■ **Exercise brief**:
Copy the data below. Keep every line exactly as it is.
=== Section Start ===
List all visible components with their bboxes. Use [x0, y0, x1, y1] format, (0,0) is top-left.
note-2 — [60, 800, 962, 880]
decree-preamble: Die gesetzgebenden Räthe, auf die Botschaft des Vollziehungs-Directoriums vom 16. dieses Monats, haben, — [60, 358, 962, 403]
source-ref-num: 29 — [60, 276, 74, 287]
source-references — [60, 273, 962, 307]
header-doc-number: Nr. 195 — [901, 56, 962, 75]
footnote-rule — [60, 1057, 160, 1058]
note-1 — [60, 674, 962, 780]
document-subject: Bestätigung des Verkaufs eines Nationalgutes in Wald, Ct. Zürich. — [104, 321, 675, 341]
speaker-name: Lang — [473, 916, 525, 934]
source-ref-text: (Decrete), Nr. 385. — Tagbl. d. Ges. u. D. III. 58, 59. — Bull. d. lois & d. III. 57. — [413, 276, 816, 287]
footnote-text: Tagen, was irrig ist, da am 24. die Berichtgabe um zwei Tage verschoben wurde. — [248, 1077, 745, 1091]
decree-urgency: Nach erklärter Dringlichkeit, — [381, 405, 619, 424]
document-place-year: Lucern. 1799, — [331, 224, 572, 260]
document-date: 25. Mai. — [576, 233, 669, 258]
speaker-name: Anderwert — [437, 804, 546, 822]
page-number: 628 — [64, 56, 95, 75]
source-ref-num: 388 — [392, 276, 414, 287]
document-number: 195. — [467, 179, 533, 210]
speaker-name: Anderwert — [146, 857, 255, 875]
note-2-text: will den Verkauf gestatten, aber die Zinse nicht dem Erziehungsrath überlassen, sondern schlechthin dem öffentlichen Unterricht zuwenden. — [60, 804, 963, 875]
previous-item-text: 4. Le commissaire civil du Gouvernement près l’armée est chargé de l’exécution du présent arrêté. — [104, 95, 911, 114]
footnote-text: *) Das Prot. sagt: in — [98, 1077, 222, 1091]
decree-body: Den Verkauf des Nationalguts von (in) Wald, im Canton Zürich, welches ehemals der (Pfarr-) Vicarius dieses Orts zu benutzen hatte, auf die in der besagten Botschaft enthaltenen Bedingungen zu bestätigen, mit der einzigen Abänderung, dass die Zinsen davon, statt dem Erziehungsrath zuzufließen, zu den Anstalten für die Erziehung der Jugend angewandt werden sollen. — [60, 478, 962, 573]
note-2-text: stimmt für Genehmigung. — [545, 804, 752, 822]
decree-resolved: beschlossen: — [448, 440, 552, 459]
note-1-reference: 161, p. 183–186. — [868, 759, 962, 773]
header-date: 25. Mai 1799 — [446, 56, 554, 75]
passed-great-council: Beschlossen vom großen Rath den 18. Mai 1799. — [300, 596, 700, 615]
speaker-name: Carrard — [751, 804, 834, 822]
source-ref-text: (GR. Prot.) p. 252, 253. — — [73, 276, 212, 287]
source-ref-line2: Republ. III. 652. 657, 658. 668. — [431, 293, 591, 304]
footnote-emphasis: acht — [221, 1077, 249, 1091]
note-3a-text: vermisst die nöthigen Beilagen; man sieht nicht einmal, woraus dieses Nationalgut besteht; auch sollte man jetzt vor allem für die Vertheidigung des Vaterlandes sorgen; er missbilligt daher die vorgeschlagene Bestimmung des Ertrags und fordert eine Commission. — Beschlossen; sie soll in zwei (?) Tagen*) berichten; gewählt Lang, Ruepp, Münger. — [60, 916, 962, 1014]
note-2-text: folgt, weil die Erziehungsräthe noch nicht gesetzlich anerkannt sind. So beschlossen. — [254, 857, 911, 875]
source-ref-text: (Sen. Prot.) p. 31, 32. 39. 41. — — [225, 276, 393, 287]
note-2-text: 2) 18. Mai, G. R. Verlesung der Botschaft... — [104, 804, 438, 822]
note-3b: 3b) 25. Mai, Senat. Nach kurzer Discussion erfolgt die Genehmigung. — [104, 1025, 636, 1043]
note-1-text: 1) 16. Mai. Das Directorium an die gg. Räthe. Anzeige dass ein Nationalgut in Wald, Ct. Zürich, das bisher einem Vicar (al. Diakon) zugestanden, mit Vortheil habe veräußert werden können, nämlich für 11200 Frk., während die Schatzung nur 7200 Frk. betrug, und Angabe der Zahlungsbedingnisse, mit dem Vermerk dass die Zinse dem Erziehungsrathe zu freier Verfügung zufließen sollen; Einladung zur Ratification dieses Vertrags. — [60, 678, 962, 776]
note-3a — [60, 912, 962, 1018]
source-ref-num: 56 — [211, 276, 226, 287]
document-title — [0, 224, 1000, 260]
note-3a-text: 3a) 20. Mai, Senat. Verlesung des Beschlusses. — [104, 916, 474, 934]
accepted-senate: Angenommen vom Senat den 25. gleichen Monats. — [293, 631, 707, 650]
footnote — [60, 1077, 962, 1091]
=== Section End ===
■ **Answer for this exercise**:
List all visible components with their bboxes. Use [x0, y0, x1, y1] format, (0,0) is top-left.
note-2 — [60, 800, 962, 880]
decree-preamble: Die gesetzgebenden Räthe, auf die Botschaft des Vollziehungs-Directoriums vom 16. dieses Monats, haben, — [60, 358, 962, 403]
source-ref-num: 29 — [60, 276, 74, 287]
source-references — [60, 273, 962, 307]
header-doc-number: Nr. 195 — [901, 56, 962, 75]
footnote-rule — [60, 1057, 160, 1058]
note-1 — [60, 674, 962, 780]
document-subject: Bestätigung des Verkaufs eines Nationalgutes in Wald, Ct. Zürich. — [104, 321, 675, 341]
speaker-name: Lang — [473, 916, 525, 934]
source-ref-text: (Decrete), Nr. 385. — Tagbl. d. Ges. u. D. III. 58, 59. — Bull. d. lois & d. III. 57. — [413, 276, 816, 287]
footnote-text: Tagen, was irrig ist, da am 24. die Berichtgabe um zwei Tage verschoben wurde. — [248, 1077, 745, 1091]
decree-urgency: Nach erklärter Dringlichkeit, — [381, 405, 619, 424]
document-place-year: Lucern. 1799, — [331, 224, 572, 260]
document-date: 25. Mai. — [576, 233, 669, 258]
speaker-name: Anderwert — [437, 804, 546, 822]
page-number: 628 — [64, 56, 95, 75]
source-ref-num: 388 — [392, 276, 414, 287]
document-number: 195. — [467, 179, 533, 210]
speaker-name: Anderwert — [146, 857, 255, 875]
note-2-text: will den Verkauf gestatten, aber die Zinse nicht dem Erziehungsrath überlassen, sondern schlechthin dem öffentlichen Unterricht zuwenden. — [60, 804, 963, 875]
previous-item-text: 4. Le commissaire civil du Gouvernement près l’armée est chargé de l’exécution du présent arrêté. — [104, 95, 911, 114]
footnote-text: *) Das Prot. sagt: in — [98, 1077, 222, 1091]
decree-body: Den Verkauf des Nationalguts von (in) Wald, im Canton Zürich, welches ehemals der (Pfarr-) Vicarius dieses Orts zu benutzen hatte, auf die in der besagten Botschaft enthaltenen Bedingungen zu bestätigen, mit der einzigen Abänderung, dass die Zinsen davon, statt dem Erziehungsrath zuzufließen, zu den Anstalten für die Erziehung der Jugend angewandt werden sollen. — [60, 478, 962, 573]
note-2-text: stimmt für Genehmigung. — [545, 804, 752, 822]
decree-resolved: beschlossen: — [448, 440, 552, 459]
note-1-reference: 161, p. 183–186. — [868, 759, 962, 773]
header-date: 25. Mai 1799 — [446, 56, 554, 75]
passed-great-council: Beschlossen vom großen Rath den 18. Mai 1799. — [300, 596, 700, 615]
speaker-name: Carrard — [751, 804, 834, 822]
source-ref-text: (GR. Prot.) p. 252, 253. — — [73, 276, 212, 287]
source-ref-line2: Republ. III. 652. 657, 658. 668. — [431, 293, 591, 304]
footnote-emphasis: acht — [221, 1077, 249, 1091]
note-3a-text: vermisst die nöthigen Beilagen; man sieht nicht einmal, woraus dieses Nationalgut besteht; auch sollte man jetzt vor allem für die Vertheidigung des Vaterlandes sorgen; er missbilligt daher die vorgeschlagene Bestimmung des Ertrags und fordert eine Commission. — Beschlossen; sie soll in zwei (?) Tagen*) berichten; gewählt Lang, Ruepp, Münger. — [60, 916, 962, 1014]
note-2-text: folgt, weil die Erziehungsräthe noch nicht gesetzlich anerkannt sind. So beschlossen. — [254, 857, 911, 875]
source-ref-text: (Sen. Prot.) p. 31, 32. 39. 41. — — [225, 276, 393, 287]
note-2-text: 2) 18. Mai, G. R. Verlesung der Botschaft... — [104, 804, 438, 822]
note-3b: 3b) 25. Mai, Senat. Nach kurzer Discussion erfolgt die Genehmigung. — [104, 1025, 636, 1043]
note-1-text: 1) 16. Mai. Das Directorium an die gg. Räthe. Anzeige dass ein Nationalgut in Wald, Ct. Zürich, das bisher einem Vicar (al. Diakon) zugestanden, mit Vortheil habe veräußert werden können, nämlich für 11200 Frk., während die Schatzung nur 7200 Frk. betrug, und Angabe der Zahlungsbedingnisse, mit dem Vermerk dass die Zinse dem Erziehungsrathe zu freier Verfügung zufließen sollen; Einladung zur Ratification dieses Vertrags. — [60, 678, 962, 776]
note-3a — [60, 912, 962, 1018]
source-ref-num: 56 — [211, 276, 226, 287]
document-title — [0, 224, 1000, 260]
note-3a-text: 3a) 20. Mai, Senat. Verlesung des Beschlusses. — [104, 916, 474, 934]
accepted-senate: Angenommen vom Senat den 25. gleichen Monats. — [293, 631, 707, 650]
footnote — [60, 1077, 962, 1091]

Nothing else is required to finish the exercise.